Collect every line of the records below that contains the word "table".

-- Start --

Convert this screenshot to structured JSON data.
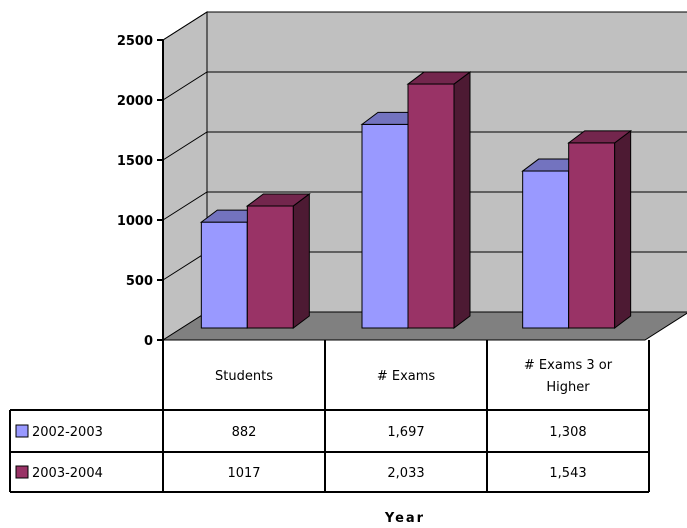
{
  "chart_data": {
    "type": "bar",
    "style": "3d-clustered-column-with-data-table",
    "categories": [
      "Students",
      "# Exams",
      "# Exams 3 or Higher"
    ],
    "category_lines": [
      [
        "Students"
      ],
      [
        "# Exams"
      ],
      [
        "# Exams 3 or",
        "Higher"
      ]
    ],
    "series": [
      {
        "name": "2002-2003",
        "values": [
          882,
          1697,
          1308
        ],
        "value_labels": [
          "882",
          "1,697",
          "1,308"
        ],
        "color": "#9999ff"
      },
      {
        "name": "2003-2004",
        "values": [
          1017,
          2033,
          1543
        ],
        "value_labels": [
          "1017",
          "2,033",
          "1,543"
        ],
        "color": "#993366"
      }
    ],
    "xlabel": "Year",
    "ylabel": "",
    "ylim": [
      0,
      2500
    ],
    "yticks": [
      0,
      500,
      1000,
      1500,
      2000,
      2500
    ],
    "wall_color": "#c0c0c0",
    "floor_color": "#808080",
    "grid": true,
    "legend": "data-table-left"
  }
}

-- End --

TASK RESULT
    "style": "3d-clustered-column-with-data-table",
    "legend": "data-table-left"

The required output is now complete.